◆ **Task**:
Output the material beneath this task exactly, images excluded.

Stored records
Start

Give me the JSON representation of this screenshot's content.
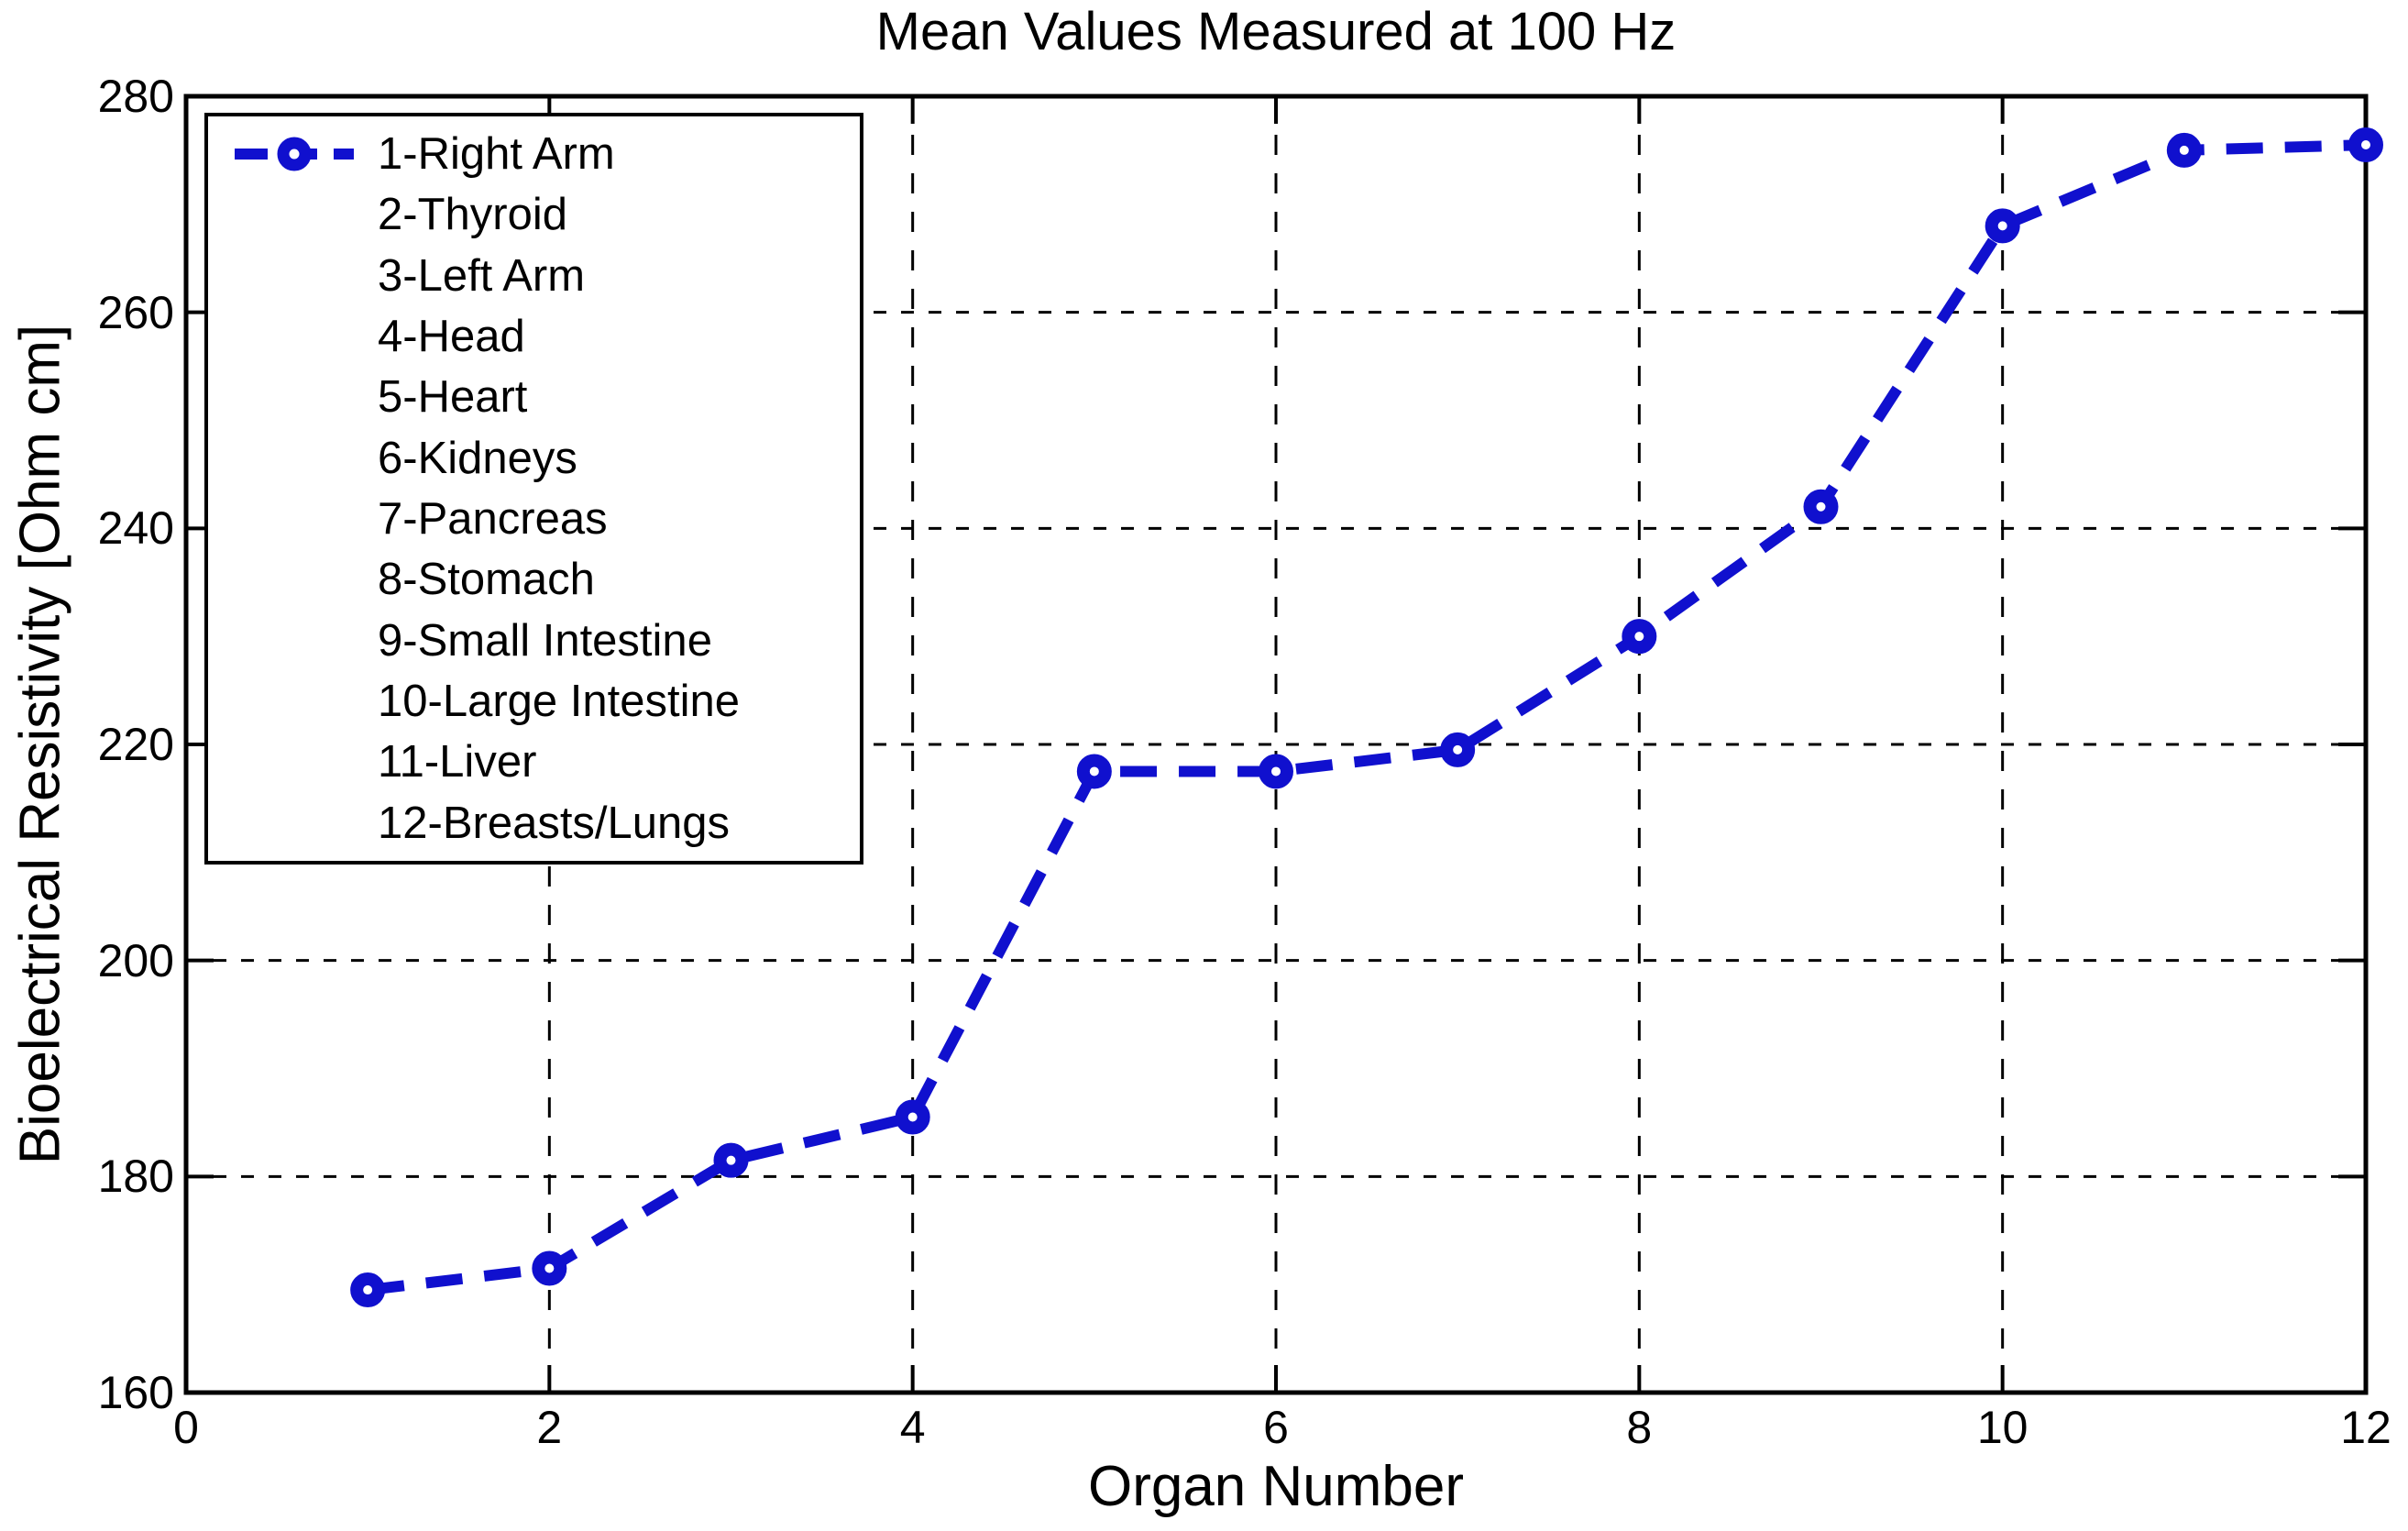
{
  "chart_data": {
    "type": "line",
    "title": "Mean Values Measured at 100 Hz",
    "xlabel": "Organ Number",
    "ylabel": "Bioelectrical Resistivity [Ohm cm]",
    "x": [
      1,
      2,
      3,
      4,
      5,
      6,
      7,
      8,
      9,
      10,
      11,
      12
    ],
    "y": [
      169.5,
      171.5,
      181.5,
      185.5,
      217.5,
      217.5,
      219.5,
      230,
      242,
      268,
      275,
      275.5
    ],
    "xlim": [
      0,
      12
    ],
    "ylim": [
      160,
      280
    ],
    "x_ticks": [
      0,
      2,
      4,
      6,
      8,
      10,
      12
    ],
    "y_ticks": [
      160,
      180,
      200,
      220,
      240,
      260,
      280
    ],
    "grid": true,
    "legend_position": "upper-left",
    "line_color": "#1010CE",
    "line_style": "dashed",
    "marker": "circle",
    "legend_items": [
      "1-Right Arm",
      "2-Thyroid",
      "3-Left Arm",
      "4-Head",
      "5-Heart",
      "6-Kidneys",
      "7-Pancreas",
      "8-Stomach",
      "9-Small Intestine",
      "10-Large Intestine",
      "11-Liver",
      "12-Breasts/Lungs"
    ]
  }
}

End

◆ **Solution below**:
Give me the JSON representation of this screenshot's content.
{
  "chart_data": {
    "type": "line",
    "title": "Mean Values Measured at 100 Hz",
    "xlabel": "Organ Number",
    "ylabel": "Bioelectrical Resistivity [Ohm cm]",
    "x": [
      1,
      2,
      3,
      4,
      5,
      6,
      7,
      8,
      9,
      10,
      11,
      12
    ],
    "y": [
      169.5,
      171.5,
      181.5,
      185.5,
      217.5,
      217.5,
      219.5,
      230,
      242,
      268,
      275,
      275.5
    ],
    "xlim": [
      0,
      12
    ],
    "ylim": [
      160,
      280
    ],
    "x_ticks": [
      0,
      2,
      4,
      6,
      8,
      10,
      12
    ],
    "y_ticks": [
      160,
      180,
      200,
      220,
      240,
      260,
      280
    ],
    "grid": true,
    "legend_position": "upper-left",
    "line_color": "#1010CE",
    "line_style": "dashed",
    "marker": "circle",
    "legend_items": [
      "1-Right Arm",
      "2-Thyroid",
      "3-Left Arm",
      "4-Head",
      "5-Heart",
      "6-Kidneys",
      "7-Pancreas",
      "8-Stomach",
      "9-Small Intestine",
      "10-Large Intestine",
      "11-Liver",
      "12-Breasts/Lungs"
    ]
  }
}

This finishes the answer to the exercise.